WRITTEN TASK :: Each record is to be printed again precisely as it reads.

Saved data entries
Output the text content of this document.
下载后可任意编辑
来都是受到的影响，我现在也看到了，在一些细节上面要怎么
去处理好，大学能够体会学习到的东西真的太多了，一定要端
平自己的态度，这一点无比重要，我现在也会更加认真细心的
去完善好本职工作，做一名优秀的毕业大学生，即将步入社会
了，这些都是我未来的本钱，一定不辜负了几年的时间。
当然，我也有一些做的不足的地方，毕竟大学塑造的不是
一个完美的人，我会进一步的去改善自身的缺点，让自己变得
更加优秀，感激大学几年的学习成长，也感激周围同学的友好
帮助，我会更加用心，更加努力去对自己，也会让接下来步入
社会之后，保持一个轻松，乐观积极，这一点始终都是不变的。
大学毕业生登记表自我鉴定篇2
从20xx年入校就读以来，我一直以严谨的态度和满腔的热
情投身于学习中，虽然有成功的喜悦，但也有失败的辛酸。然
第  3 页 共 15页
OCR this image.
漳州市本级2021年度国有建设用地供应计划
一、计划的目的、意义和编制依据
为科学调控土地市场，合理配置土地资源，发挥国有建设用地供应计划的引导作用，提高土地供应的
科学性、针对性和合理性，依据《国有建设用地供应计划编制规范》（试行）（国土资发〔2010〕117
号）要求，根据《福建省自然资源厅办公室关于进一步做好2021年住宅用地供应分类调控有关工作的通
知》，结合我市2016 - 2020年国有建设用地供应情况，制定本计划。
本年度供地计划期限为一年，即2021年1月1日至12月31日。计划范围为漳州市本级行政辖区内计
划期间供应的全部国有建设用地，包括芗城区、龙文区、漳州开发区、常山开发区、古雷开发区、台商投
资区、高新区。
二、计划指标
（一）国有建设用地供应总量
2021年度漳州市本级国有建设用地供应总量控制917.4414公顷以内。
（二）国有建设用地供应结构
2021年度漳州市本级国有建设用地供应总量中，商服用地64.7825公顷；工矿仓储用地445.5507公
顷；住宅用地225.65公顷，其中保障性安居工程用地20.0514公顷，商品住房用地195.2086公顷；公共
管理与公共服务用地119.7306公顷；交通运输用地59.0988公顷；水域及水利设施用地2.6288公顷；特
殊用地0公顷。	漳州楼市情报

RESPONSE ::
Output the text content of this document.
下载后可任意编辑
来都是受到的影响，我现在也看到了，在一些细节上面要怎么
去处理好，大学能够体会学习到的东西真的太多了，一定要端
平自己的态度，这一点无比重要，我现在也会更加认真细心的
去完善好本职工作，做一名优秀的毕业大学生，即将步入社会
了，这些都是我未来的本钱，一定不辜负了几年的时间。
当然，我也有一些做的不足的地方，毕竟大学塑造的不是
一个完美的人，我会进一步的去改善自身的缺点，让自己变得
更加优秀，感激大学几年的学习成长，也感激周围同学的友好
帮助，我会更加用心，更加努力去对自己，也会让接下来步入
社会之后，保持一个轻松，乐观积极，这一点始终都是不变的。
大学毕业生登记表自我鉴定篇2
从20xx年入校就读以来，我一直以严谨的态度和满腔的热
情投身于学习中，虽然有成功的喜悦，但也有失败的辛酸。然
第  3 页 共 15页
OCR this image.
漳州市本级2021年度国有建设用地供应计划
一、计划的目的、意义和编制依据
为科学调控土地市场，合理配置土地资源，发挥国有建设用地供应计划的引导作用，提高土地供应的
科学性、针对性和合理性，依据《国有建设用地供应计划编制规范》（试行）（国土资发〔2010〕117
号）要求，根据《福建省自然资源厅办公室关于进一步做好2021年住宅用地供应分类调控有关工作的通
知》，结合我市2016 - 2020年国有建设用地供应情况，制定本计划。
本年度供地计划期限为一年，即2021年1月1日至12月31日。计划范围为漳州市本级行政辖区内计
划期间供应的全部国有建设用地，包括芗城区、龙文区、漳州开发区、常山开发区、古雷开发区、台商投
资区、高新区。
二、计划指标
（一）国有建设用地供应总量
2021年度漳州市本级国有建设用地供应总量控制917.4414公顷以内。
（二）国有建设用地供应结构
2021年度漳州市本级国有建设用地供应总量中，商服用地64.7825公顷；工矿仓储用地445.5507公
顷；住宅用地225.65公顷，其中保障性安居工程用地20.0514公顷，商品住房用地195.2086公顷；公共
管理与公共服务用地119.7306公顷；交通运输用地59.0988公顷；水域及水利设施用地2.6288公顷；特
殊用地0公顷。	漳州楼市情报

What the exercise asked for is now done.